Problem to solve:
Render the listing from its first line up to and including the line that contains "product-image[interactable]: PHILIPS 【全新升级】3M贴+吸盘双重固定" as a numbered list, omitting any blank lines and nothing past that line.

Source material:
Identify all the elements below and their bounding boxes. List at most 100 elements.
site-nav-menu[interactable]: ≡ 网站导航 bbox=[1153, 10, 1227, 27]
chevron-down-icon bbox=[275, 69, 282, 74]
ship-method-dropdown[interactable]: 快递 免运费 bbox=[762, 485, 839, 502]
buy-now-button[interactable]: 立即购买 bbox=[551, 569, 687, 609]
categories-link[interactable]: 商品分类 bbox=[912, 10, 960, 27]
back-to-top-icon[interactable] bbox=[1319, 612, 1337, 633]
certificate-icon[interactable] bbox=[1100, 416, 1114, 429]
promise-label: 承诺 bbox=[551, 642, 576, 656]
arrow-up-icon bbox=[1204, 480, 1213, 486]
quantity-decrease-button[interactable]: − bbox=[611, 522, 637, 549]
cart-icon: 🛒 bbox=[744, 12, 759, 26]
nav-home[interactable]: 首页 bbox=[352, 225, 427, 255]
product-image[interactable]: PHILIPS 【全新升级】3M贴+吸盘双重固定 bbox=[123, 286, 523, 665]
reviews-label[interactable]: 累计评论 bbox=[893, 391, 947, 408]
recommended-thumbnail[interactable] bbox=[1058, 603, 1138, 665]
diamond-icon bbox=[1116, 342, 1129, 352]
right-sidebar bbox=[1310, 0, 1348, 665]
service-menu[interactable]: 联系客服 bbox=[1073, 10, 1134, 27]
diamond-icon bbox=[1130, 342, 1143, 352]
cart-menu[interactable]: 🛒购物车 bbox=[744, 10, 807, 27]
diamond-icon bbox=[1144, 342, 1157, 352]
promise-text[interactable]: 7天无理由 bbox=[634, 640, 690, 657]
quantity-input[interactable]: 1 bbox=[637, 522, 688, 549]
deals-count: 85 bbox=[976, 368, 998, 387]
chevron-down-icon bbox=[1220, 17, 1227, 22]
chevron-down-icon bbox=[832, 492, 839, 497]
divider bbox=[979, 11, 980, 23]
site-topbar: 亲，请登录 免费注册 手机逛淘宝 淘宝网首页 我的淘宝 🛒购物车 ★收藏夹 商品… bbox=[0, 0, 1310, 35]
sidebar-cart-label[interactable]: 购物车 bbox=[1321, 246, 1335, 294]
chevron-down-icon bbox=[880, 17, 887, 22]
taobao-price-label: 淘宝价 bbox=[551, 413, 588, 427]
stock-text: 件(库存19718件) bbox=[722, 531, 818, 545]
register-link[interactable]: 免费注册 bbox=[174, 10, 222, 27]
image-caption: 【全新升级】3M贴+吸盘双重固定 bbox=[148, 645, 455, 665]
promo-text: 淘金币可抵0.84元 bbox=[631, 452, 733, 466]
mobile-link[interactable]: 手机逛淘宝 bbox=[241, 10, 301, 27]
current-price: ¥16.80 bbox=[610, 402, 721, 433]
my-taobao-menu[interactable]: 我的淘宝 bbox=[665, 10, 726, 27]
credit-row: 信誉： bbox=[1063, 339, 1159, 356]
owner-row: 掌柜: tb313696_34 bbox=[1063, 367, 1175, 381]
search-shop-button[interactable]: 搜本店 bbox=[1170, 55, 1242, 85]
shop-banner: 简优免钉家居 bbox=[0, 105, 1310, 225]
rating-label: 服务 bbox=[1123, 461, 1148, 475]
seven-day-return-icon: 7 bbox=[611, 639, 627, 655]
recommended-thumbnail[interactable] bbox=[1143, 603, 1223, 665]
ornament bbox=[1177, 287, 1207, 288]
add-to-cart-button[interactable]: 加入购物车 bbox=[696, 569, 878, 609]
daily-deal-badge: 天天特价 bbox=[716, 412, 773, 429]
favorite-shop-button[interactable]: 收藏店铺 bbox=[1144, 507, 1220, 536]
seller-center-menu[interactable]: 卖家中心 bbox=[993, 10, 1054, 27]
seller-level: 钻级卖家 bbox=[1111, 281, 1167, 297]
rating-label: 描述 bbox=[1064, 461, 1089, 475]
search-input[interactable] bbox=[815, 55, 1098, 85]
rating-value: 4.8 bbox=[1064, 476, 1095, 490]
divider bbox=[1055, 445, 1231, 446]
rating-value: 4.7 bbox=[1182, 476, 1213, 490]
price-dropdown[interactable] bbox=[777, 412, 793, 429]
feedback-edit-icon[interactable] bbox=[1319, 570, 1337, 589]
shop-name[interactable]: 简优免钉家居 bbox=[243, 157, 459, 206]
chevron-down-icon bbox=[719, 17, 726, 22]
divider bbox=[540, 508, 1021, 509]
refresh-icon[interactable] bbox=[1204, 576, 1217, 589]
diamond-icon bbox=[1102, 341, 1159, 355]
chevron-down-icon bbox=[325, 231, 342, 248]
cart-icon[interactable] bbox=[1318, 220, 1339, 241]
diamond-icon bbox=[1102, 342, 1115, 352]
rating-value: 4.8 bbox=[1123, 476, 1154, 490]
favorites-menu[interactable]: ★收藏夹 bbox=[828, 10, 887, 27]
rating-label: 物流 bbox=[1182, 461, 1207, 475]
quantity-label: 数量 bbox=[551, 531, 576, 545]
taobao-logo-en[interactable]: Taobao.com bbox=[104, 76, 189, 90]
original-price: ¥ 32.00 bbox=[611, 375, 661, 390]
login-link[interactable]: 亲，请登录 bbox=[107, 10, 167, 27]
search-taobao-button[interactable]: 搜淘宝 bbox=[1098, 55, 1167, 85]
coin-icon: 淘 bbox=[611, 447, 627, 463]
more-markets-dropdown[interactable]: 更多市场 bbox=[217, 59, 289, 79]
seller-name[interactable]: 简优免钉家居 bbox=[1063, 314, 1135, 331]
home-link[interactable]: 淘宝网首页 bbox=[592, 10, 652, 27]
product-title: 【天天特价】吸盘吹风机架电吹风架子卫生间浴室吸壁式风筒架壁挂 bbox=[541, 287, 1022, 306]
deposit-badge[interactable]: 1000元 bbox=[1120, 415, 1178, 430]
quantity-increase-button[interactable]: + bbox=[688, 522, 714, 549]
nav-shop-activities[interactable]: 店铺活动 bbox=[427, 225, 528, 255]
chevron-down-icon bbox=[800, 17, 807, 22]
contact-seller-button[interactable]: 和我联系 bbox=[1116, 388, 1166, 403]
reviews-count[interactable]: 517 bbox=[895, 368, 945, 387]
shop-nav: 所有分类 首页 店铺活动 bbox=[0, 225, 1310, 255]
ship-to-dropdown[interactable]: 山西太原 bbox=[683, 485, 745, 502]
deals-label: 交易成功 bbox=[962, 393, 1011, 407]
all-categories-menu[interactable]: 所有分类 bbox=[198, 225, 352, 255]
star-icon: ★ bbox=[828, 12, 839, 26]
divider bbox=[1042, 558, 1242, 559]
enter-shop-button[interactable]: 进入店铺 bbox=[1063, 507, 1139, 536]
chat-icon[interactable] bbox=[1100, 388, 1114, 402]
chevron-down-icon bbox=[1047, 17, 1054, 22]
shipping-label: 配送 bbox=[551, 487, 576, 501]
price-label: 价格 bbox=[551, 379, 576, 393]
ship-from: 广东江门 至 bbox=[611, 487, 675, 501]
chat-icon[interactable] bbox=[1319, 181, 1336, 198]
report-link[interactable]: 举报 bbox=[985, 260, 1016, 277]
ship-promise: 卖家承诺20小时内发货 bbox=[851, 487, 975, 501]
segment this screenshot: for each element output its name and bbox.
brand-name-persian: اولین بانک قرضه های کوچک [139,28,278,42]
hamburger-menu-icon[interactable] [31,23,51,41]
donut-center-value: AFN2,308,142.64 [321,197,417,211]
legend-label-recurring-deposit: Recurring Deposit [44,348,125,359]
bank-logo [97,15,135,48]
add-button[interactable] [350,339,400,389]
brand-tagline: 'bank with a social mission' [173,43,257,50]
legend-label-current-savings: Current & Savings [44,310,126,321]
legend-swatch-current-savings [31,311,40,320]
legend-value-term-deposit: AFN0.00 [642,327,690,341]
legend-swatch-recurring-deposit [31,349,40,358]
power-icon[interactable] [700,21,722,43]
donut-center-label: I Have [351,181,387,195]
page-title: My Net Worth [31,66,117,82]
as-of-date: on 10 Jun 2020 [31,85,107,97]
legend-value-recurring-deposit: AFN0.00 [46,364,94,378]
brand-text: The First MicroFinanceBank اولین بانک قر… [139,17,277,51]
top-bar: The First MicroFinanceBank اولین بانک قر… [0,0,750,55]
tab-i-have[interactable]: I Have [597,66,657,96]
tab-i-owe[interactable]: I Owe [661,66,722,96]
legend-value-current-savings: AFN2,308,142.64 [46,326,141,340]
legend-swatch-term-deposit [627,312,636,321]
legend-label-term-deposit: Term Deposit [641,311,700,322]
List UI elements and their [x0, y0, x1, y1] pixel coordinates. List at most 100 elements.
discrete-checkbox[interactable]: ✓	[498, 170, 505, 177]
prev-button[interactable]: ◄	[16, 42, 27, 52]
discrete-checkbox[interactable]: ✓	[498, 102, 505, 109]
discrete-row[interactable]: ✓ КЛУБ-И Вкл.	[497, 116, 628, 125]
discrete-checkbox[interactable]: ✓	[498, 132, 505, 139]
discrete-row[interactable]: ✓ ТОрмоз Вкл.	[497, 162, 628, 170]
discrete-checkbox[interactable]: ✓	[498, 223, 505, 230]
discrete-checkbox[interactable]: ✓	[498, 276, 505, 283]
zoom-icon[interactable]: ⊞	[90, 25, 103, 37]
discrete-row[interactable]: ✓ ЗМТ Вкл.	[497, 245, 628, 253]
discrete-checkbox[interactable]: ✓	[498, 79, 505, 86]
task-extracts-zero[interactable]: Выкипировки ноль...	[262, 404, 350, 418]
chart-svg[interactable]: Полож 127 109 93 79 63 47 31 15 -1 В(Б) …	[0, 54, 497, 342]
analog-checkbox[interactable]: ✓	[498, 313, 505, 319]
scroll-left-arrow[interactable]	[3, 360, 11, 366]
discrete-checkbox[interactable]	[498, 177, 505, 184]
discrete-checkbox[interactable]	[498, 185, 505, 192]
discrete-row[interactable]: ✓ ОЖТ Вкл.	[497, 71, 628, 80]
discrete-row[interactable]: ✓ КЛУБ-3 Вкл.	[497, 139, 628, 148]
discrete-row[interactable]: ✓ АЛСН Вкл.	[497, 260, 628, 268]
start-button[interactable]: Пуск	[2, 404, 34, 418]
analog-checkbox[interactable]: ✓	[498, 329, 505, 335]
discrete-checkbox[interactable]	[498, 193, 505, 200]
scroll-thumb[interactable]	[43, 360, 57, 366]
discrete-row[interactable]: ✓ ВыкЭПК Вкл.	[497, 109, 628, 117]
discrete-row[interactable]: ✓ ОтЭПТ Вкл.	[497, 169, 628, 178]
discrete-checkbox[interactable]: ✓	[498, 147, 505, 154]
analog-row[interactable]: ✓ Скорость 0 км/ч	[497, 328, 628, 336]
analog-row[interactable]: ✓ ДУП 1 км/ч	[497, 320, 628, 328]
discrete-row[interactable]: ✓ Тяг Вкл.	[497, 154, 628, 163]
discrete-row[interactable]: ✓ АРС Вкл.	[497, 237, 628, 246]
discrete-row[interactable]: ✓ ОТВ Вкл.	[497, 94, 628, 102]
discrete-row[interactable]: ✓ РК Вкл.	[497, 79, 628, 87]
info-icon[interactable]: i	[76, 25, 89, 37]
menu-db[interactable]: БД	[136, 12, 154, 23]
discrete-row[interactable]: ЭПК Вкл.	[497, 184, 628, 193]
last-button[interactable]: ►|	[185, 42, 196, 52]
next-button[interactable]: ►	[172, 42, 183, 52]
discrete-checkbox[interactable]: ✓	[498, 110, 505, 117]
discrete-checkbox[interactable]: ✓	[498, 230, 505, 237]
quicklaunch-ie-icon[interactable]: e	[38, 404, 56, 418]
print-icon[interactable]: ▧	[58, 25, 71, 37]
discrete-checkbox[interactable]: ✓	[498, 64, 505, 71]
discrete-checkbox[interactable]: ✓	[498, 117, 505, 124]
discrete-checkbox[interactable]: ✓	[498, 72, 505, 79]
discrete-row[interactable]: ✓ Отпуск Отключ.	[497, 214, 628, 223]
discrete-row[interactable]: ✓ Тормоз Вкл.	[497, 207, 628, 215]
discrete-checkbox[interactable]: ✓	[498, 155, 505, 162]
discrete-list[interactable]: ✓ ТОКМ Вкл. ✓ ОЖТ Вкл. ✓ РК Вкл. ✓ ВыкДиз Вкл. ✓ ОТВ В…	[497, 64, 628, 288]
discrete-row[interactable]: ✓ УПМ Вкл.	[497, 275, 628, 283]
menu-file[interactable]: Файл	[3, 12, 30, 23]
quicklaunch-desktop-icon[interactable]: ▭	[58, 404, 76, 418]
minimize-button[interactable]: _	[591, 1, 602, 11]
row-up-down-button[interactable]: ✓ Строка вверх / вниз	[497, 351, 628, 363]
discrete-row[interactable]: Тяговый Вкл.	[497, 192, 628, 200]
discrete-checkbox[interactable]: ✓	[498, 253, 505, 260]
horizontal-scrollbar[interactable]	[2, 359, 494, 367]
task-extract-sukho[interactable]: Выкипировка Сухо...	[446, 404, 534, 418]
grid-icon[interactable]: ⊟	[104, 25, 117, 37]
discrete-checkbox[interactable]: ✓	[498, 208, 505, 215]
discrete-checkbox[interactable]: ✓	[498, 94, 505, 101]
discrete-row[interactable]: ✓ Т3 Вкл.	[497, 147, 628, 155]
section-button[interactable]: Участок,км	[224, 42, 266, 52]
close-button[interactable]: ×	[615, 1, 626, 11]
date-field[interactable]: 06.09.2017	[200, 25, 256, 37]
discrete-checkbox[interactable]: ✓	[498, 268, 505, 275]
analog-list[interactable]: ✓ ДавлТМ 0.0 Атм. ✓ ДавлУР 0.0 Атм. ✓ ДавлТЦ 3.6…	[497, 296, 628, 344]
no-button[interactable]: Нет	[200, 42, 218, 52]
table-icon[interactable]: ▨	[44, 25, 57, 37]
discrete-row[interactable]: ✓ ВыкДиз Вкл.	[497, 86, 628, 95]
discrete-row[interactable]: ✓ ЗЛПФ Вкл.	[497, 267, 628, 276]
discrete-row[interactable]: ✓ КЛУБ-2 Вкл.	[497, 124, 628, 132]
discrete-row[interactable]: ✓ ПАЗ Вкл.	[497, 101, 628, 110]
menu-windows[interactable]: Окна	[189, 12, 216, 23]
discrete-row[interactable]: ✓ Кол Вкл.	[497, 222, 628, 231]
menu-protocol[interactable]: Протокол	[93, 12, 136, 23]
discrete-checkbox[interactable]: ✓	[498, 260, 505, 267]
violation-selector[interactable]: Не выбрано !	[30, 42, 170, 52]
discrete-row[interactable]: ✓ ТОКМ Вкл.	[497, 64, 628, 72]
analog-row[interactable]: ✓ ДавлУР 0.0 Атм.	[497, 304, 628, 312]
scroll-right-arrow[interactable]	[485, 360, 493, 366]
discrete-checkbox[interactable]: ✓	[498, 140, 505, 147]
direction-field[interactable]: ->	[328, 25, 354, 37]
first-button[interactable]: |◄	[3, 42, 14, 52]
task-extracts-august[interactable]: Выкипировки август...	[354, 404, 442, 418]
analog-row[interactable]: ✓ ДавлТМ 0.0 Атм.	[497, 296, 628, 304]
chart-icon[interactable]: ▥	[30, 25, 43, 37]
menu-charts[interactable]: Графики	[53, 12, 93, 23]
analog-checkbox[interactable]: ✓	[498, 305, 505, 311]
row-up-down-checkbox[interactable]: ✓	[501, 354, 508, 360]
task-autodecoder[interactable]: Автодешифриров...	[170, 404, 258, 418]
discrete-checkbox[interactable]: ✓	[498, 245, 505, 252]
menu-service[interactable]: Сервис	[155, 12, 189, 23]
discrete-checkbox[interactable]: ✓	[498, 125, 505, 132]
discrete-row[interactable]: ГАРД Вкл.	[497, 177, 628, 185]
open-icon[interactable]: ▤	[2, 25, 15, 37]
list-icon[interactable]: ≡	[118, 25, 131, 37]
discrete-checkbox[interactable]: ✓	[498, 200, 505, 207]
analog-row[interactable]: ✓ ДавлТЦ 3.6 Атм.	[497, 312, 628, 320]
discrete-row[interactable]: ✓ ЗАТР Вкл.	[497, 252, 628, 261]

Finished task:
1. Identify all the elements below and their bounding boxes. List at most 100 elements.
2. site-nav-menu[interactable]: ≡ 网站导航 bbox=[1153, 10, 1227, 27]
3. chevron-down-icon bbox=[275, 69, 282, 74]
4. ship-method-dropdown[interactable]: 快递 免运费 bbox=[762, 485, 839, 502]
5. buy-now-button[interactable]: 立即购买 bbox=[551, 569, 687, 609]
6. categories-link[interactable]: 商品分类 bbox=[912, 10, 960, 27]
7. back-to-top-icon[interactable] bbox=[1319, 612, 1337, 633]
8. certificate-icon[interactable] bbox=[1100, 416, 1114, 429]
9. promise-label: 承诺 bbox=[551, 642, 576, 656]
10. arrow-up-icon bbox=[1204, 480, 1213, 486]
11. quantity-decrease-button[interactable]: − bbox=[611, 522, 637, 549]
12. cart-icon: 🛒 bbox=[744, 12, 759, 26]
13. nav-home[interactable]: 首页 bbox=[352, 225, 427, 255]
14. product-image[interactable]: PHILIPS 【全新升级】3M贴+吸盘双重固定 bbox=[123, 286, 523, 665]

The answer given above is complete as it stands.